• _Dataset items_
++++

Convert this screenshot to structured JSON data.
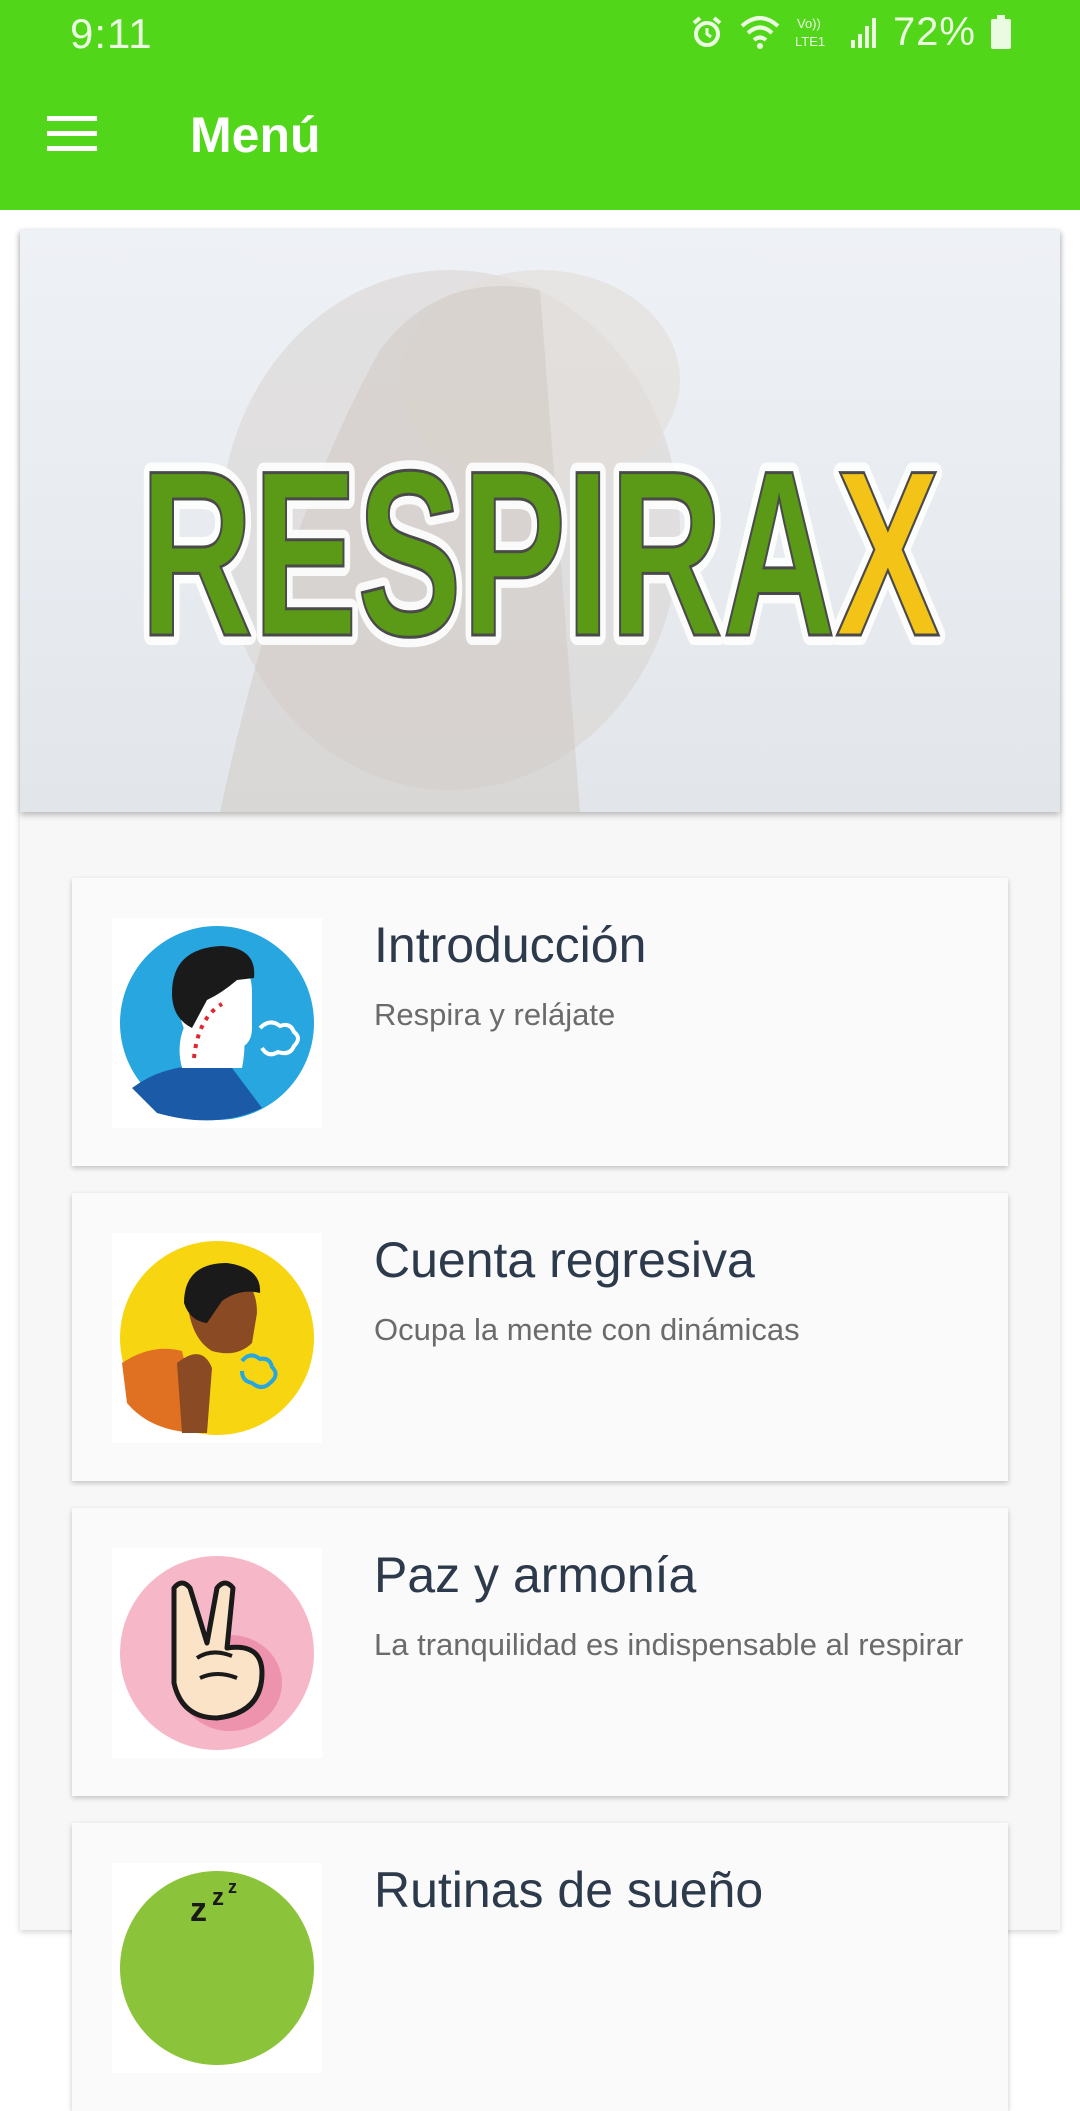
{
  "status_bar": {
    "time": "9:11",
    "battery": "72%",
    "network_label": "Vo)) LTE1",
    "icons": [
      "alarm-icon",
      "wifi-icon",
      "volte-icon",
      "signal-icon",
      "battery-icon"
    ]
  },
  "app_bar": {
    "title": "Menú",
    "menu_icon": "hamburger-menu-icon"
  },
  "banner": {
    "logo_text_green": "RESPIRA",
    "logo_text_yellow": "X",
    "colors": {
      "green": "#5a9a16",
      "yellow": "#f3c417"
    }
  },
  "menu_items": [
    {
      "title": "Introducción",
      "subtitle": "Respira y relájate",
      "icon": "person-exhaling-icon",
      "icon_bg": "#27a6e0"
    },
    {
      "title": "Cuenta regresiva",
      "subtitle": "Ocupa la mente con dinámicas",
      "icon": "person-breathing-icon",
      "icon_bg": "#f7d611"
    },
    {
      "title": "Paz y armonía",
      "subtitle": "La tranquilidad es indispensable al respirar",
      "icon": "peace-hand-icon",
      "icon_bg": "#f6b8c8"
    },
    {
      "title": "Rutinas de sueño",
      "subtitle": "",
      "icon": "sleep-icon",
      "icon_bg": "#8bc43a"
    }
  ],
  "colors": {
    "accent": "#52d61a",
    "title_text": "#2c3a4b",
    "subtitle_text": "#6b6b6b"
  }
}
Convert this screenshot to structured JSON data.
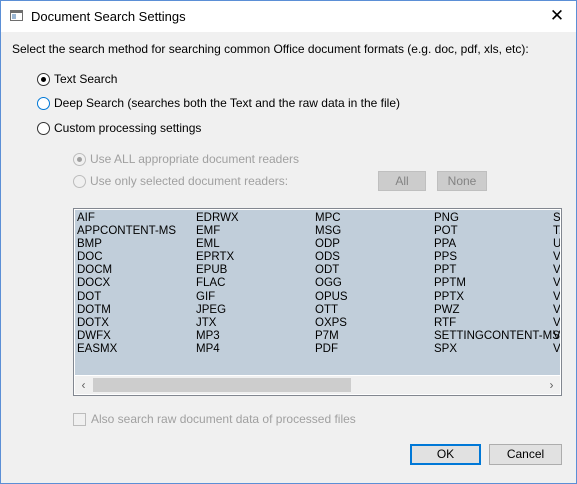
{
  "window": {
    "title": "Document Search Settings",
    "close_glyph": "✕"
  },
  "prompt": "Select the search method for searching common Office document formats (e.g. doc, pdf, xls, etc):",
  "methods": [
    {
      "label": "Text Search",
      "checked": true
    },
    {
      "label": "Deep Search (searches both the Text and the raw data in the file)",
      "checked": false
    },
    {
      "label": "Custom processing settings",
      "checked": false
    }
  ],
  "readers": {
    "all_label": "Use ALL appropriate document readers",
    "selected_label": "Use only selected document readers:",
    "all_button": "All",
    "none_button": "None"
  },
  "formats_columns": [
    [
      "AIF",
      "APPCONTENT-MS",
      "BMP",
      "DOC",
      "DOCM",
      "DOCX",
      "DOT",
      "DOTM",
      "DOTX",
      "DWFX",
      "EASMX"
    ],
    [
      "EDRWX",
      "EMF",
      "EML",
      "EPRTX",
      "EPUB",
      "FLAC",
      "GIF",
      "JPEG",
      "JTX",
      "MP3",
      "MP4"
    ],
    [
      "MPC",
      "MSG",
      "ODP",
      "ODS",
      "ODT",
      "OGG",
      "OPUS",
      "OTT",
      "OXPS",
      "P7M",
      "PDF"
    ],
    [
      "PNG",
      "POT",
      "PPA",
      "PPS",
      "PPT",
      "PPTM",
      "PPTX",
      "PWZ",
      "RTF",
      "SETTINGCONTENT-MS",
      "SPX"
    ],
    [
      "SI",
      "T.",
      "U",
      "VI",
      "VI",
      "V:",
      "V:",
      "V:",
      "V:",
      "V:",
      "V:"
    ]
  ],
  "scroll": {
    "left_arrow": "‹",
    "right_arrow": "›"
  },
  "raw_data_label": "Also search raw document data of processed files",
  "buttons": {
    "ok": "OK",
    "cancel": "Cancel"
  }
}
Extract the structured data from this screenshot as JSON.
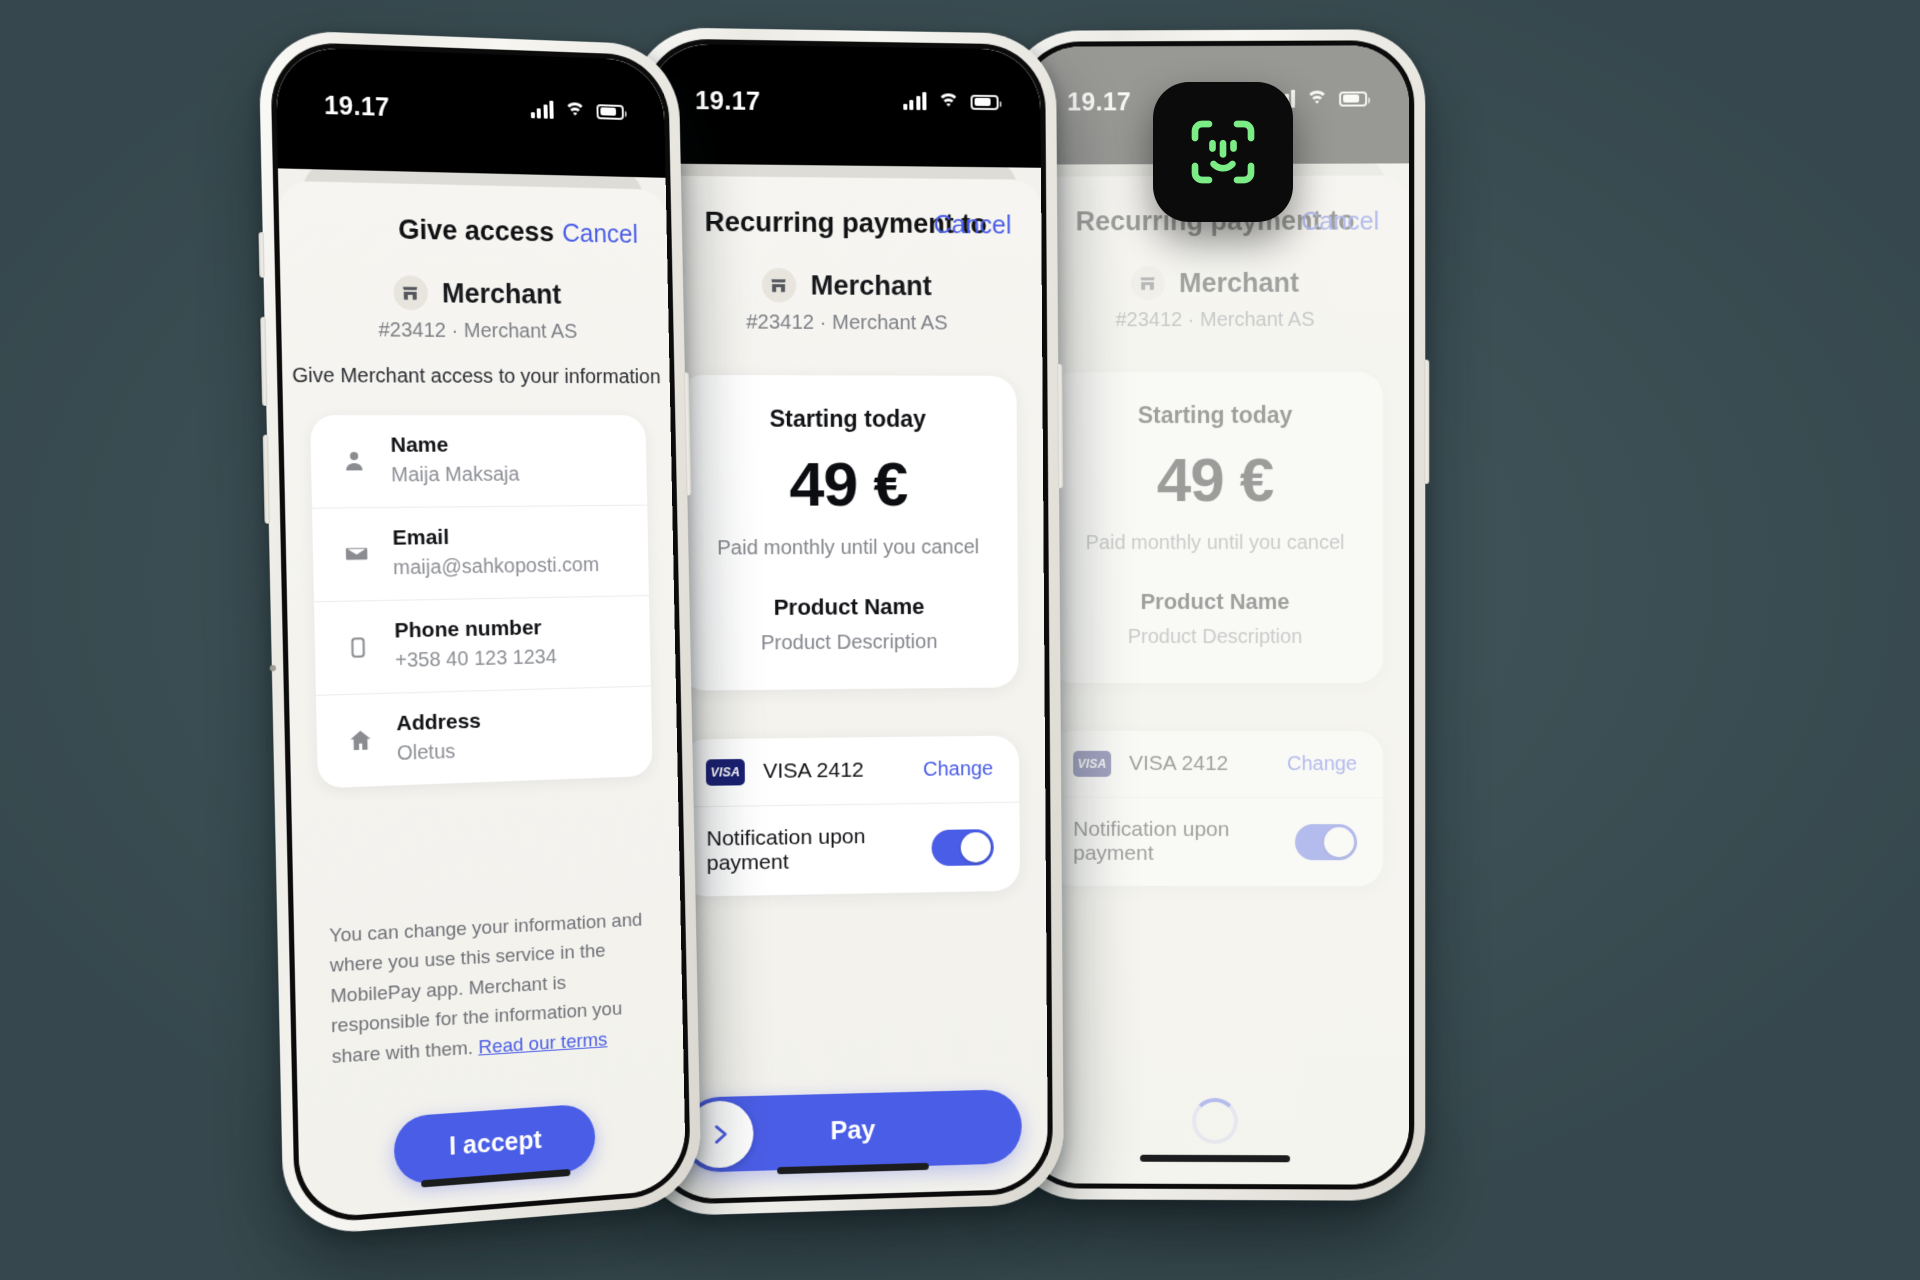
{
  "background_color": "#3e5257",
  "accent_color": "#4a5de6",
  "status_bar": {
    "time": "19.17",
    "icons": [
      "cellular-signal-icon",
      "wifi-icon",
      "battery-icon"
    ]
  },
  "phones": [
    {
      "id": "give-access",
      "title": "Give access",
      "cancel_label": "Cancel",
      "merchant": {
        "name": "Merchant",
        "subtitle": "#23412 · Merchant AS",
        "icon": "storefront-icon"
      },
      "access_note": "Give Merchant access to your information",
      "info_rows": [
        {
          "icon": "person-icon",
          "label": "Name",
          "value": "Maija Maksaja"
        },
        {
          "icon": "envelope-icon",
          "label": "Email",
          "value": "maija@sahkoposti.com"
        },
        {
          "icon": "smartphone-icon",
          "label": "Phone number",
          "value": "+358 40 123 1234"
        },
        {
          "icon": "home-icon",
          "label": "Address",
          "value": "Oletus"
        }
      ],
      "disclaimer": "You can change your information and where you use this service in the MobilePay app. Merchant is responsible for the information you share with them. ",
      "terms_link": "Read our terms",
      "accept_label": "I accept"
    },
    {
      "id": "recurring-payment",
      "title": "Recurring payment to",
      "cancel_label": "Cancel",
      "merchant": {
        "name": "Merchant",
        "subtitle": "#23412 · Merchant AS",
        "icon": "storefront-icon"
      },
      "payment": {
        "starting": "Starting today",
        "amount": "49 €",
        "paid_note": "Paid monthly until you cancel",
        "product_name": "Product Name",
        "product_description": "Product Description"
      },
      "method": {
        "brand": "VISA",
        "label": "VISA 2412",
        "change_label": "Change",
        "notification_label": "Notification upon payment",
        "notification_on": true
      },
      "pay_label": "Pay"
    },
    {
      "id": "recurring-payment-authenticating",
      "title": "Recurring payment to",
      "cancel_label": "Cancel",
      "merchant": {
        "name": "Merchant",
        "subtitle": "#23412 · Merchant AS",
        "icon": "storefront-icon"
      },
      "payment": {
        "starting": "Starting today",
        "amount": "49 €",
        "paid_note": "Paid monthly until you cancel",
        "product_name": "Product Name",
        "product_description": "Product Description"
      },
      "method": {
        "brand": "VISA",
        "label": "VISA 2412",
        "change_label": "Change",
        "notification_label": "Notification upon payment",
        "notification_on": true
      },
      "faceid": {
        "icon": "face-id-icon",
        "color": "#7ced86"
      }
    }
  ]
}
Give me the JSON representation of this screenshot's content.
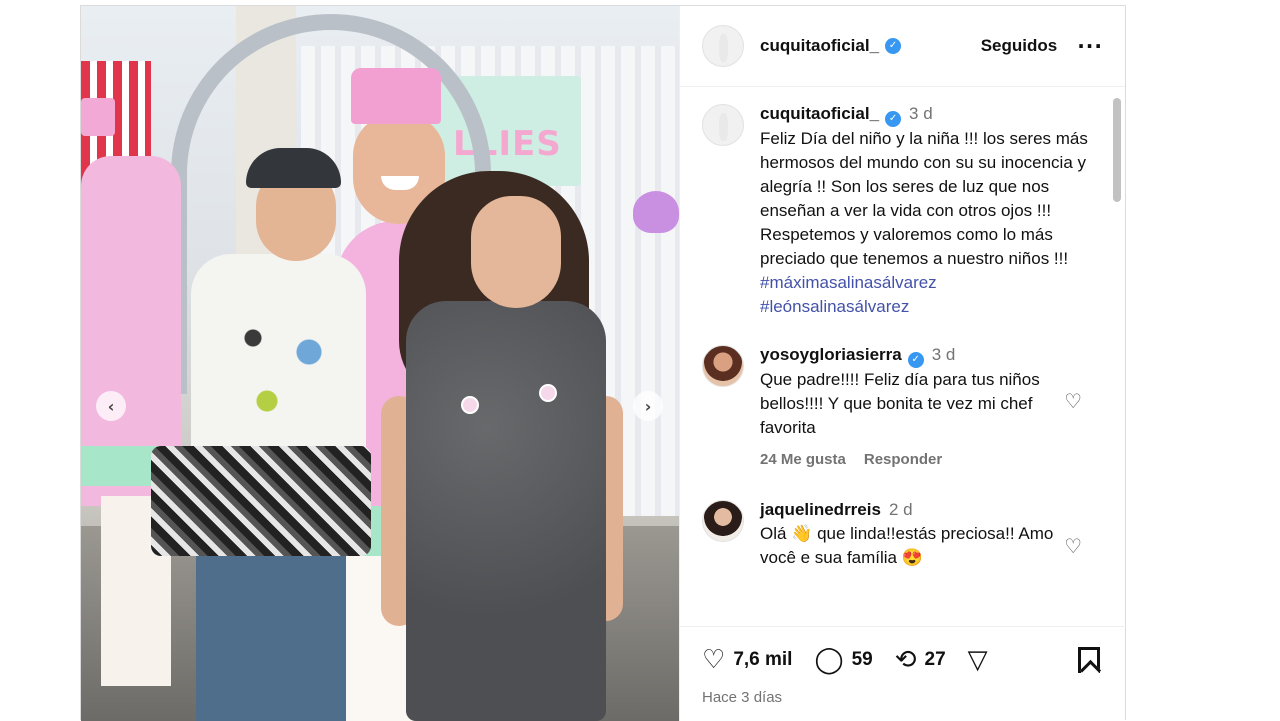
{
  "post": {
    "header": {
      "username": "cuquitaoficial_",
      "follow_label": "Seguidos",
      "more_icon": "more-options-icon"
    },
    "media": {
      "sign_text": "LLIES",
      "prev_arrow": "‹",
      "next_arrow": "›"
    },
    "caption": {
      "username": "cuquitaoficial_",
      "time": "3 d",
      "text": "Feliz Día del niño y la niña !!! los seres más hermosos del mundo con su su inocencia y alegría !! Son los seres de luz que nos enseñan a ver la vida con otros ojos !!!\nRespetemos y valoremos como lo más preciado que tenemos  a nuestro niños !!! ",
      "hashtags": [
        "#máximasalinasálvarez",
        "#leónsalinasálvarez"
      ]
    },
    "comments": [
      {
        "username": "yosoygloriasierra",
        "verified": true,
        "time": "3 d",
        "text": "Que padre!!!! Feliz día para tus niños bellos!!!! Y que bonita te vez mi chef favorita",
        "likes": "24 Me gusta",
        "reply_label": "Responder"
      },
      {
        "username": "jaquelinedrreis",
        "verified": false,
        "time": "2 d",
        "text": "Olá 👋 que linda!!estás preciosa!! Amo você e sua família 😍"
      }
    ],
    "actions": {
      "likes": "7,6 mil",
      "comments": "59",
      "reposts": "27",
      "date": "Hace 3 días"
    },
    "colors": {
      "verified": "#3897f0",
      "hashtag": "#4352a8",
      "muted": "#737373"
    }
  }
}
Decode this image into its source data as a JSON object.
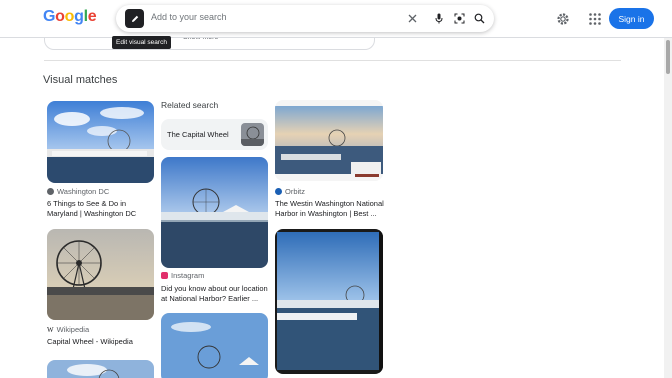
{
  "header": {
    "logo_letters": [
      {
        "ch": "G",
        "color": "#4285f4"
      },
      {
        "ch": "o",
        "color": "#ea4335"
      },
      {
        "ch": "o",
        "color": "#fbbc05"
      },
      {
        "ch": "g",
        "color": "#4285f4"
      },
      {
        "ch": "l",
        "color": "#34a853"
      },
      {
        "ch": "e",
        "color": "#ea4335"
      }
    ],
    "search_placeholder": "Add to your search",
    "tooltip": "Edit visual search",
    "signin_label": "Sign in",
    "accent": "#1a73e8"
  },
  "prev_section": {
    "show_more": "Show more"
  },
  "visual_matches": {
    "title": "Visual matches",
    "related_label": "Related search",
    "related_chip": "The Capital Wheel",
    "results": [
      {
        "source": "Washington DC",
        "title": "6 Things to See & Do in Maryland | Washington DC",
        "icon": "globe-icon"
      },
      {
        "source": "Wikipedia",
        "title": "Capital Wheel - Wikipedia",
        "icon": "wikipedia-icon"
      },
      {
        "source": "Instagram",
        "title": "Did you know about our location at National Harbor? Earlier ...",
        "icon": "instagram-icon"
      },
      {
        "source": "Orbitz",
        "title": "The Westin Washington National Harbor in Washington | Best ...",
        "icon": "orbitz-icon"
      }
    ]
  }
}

++++

• _WHAT YOU HAVE TO DO_
Reproduce precisely the lines of the listing above, from the line containing "Decode this image" to the last line, both ends included. Pictures are to be omitted.

• _SOLUTION_
Decode this image into its source data as a JSON object.
{
  "header": {
    "logo_letters": [
      {
        "ch": "G",
        "color": "#4285f4"
      },
      {
        "ch": "o",
        "color": "#ea4335"
      },
      {
        "ch": "o",
        "color": "#fbbc05"
      },
      {
        "ch": "g",
        "color": "#4285f4"
      },
      {
        "ch": "l",
        "color": "#34a853"
      },
      {
        "ch": "e",
        "color": "#ea4335"
      }
    ],
    "search_placeholder": "Add to your search",
    "tooltip": "Edit visual search",
    "signin_label": "Sign in",
    "accent": "#1a73e8"
  },
  "prev_section": {
    "show_more": "Show more"
  },
  "visual_matches": {
    "title": "Visual matches",
    "related_label": "Related search",
    "related_chip": "The Capital Wheel",
    "results": [
      {
        "source": "Washington DC",
        "title": "6 Things to See & Do in Maryland | Washington DC",
        "icon": "globe-icon"
      },
      {
        "source": "Wikipedia",
        "title": "Capital Wheel - Wikipedia",
        "icon": "wikipedia-icon"
      },
      {
        "source": "Instagram",
        "title": "Did you know about our location at National Harbor? Earlier ...",
        "icon": "instagram-icon"
      },
      {
        "source": "Orbitz",
        "title": "The Westin Washington National Harbor in Washington | Best ...",
        "icon": "orbitz-icon"
      }
    ]
  }
}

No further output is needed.